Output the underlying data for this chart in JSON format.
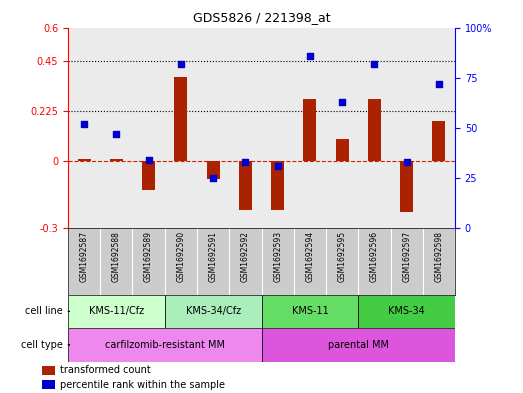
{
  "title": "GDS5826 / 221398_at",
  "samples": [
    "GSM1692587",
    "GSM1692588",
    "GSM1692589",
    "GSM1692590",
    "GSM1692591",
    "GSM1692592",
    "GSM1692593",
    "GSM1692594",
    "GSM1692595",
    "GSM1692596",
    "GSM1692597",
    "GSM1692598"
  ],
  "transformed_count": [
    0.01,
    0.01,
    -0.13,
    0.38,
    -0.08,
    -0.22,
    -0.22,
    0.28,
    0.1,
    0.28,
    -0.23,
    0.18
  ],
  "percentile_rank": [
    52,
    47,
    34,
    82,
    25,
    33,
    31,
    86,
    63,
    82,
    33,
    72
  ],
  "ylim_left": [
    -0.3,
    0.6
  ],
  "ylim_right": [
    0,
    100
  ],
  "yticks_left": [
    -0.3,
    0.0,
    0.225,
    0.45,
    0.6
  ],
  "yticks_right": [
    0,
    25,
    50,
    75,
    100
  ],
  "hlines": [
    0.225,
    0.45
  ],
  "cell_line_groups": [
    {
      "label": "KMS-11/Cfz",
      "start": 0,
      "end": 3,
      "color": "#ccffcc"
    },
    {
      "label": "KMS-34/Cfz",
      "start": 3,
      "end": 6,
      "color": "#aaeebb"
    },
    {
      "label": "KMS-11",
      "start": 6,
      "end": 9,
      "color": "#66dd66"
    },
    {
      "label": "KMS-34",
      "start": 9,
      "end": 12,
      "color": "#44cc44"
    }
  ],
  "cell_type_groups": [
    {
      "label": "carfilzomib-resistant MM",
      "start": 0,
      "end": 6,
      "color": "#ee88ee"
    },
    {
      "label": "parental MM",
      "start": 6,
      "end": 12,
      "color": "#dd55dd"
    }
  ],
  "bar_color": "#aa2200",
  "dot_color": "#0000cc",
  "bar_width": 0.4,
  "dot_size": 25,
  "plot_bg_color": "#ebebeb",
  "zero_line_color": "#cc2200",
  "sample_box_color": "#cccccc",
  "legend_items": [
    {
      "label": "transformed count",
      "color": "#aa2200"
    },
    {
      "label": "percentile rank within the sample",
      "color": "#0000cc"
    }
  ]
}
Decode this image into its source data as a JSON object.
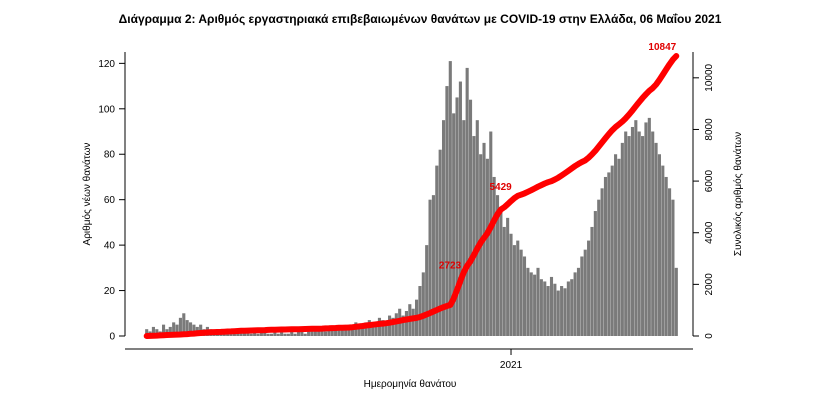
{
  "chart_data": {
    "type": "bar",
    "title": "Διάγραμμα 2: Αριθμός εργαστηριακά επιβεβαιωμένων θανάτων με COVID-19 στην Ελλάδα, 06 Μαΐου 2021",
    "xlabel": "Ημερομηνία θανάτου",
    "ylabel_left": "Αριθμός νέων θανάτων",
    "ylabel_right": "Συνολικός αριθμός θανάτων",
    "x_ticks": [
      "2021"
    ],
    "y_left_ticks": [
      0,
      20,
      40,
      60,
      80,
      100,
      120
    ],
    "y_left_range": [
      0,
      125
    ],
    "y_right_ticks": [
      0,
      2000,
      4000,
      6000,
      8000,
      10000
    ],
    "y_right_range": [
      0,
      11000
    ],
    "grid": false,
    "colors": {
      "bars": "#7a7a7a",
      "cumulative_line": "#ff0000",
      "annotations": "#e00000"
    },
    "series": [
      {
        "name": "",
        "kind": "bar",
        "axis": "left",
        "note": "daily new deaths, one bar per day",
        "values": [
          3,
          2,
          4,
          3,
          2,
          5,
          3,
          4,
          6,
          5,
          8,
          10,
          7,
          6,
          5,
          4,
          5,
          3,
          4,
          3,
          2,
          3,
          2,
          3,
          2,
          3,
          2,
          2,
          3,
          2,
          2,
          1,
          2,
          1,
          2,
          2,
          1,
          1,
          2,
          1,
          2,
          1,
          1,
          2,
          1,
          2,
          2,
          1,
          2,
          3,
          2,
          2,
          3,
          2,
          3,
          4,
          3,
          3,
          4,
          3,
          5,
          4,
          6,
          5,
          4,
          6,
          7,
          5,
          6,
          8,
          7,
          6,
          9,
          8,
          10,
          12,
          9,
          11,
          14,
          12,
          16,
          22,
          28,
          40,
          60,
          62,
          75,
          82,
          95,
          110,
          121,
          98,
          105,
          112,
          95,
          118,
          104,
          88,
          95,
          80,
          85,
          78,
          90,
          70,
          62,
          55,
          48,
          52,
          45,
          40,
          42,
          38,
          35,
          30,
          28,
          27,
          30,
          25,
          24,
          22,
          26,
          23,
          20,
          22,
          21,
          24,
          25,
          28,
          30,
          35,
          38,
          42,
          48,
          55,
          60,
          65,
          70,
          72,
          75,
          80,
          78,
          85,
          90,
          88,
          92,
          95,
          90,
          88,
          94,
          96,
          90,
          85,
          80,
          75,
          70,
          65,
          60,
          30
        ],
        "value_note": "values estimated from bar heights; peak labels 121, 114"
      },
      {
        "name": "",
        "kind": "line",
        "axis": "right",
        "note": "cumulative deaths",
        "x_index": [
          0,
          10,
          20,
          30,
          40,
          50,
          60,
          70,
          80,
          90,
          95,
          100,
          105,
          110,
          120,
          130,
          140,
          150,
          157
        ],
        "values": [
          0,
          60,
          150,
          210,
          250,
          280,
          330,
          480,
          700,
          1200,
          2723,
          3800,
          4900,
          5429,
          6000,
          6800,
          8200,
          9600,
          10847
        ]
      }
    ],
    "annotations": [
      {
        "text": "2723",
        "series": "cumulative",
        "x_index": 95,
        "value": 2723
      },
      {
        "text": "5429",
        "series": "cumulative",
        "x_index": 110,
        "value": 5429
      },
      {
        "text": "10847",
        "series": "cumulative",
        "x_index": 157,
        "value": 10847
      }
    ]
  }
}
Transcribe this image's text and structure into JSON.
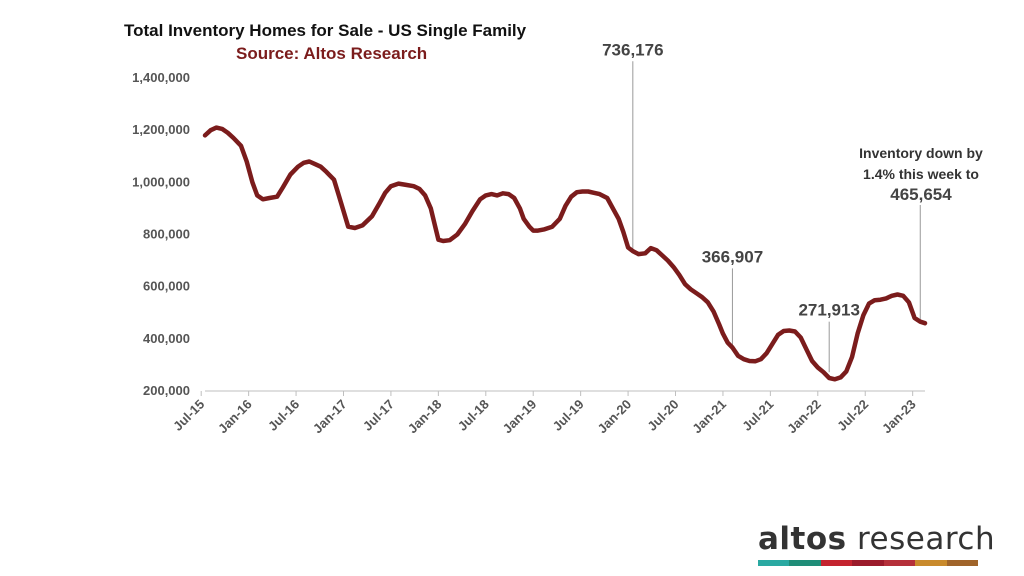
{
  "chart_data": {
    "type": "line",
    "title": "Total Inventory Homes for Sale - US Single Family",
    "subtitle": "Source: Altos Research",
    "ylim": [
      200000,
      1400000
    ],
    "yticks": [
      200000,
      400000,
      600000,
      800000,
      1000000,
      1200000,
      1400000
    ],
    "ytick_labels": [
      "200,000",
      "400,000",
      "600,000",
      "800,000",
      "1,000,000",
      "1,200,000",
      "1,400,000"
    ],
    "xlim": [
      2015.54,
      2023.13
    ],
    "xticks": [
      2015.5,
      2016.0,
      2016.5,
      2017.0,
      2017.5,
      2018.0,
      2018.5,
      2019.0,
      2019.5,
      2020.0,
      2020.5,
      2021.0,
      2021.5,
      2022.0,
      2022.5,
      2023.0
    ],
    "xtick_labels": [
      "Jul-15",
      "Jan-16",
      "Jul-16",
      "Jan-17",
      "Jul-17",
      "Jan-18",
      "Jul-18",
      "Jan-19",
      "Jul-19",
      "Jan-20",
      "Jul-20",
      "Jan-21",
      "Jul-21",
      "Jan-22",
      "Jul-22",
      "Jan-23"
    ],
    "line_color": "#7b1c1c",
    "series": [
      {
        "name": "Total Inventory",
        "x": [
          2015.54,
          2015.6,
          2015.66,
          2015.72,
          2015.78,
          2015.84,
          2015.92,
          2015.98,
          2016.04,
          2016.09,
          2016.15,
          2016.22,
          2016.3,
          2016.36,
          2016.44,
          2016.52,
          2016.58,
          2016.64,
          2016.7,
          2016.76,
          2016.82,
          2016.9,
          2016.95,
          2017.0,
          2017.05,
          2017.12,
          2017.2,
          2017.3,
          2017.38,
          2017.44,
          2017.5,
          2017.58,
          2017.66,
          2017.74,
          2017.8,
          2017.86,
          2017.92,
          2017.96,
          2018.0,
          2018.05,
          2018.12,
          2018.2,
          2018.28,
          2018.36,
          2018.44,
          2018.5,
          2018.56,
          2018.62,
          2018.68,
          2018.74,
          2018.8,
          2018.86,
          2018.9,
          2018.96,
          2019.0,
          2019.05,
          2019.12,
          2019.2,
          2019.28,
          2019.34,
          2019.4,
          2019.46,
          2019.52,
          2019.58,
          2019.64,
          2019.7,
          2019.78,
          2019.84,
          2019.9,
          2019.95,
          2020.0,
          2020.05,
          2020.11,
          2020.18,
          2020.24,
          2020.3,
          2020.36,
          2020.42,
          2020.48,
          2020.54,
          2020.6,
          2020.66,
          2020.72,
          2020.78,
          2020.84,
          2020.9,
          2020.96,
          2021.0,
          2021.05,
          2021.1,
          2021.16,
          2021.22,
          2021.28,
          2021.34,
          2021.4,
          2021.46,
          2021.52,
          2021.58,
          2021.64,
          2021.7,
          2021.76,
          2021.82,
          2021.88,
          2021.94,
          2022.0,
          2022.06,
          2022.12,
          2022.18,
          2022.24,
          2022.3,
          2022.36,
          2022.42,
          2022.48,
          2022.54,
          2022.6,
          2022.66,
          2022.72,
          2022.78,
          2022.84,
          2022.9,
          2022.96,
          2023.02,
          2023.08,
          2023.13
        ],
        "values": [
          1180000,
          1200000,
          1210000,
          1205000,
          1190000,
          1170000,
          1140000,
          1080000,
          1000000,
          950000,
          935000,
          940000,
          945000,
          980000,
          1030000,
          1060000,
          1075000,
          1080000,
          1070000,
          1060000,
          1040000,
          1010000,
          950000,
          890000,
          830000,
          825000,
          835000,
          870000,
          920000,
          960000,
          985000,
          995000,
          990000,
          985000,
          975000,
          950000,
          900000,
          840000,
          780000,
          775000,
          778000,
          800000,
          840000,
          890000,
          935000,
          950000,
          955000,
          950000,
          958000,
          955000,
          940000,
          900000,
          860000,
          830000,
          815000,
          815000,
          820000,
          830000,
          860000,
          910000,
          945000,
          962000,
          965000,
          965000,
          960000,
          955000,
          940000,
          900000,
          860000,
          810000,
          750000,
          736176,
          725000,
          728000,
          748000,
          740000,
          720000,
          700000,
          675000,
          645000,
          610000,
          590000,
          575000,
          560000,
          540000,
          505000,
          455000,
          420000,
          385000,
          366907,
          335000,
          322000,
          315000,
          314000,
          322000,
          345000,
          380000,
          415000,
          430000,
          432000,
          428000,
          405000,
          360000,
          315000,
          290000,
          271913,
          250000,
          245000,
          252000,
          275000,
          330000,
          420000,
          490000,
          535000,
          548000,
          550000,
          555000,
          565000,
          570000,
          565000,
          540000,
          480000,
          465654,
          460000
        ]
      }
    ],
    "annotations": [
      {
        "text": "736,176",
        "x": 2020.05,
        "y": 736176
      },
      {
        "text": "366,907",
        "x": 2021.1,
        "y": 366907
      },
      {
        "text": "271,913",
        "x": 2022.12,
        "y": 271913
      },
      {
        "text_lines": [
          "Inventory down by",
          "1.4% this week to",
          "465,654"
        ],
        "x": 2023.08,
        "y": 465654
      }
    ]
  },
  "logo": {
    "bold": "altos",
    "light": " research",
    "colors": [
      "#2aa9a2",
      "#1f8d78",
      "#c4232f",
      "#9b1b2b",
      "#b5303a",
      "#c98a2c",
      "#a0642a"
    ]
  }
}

__________________________________________________

What to work on
From the records above, pull out every line containing the word "JSON".

Task solution
Output the underlying data for this chart in JSON format.
Decode this image into its source data as a JSON object.
Transcribe this image's text and structure into JSON.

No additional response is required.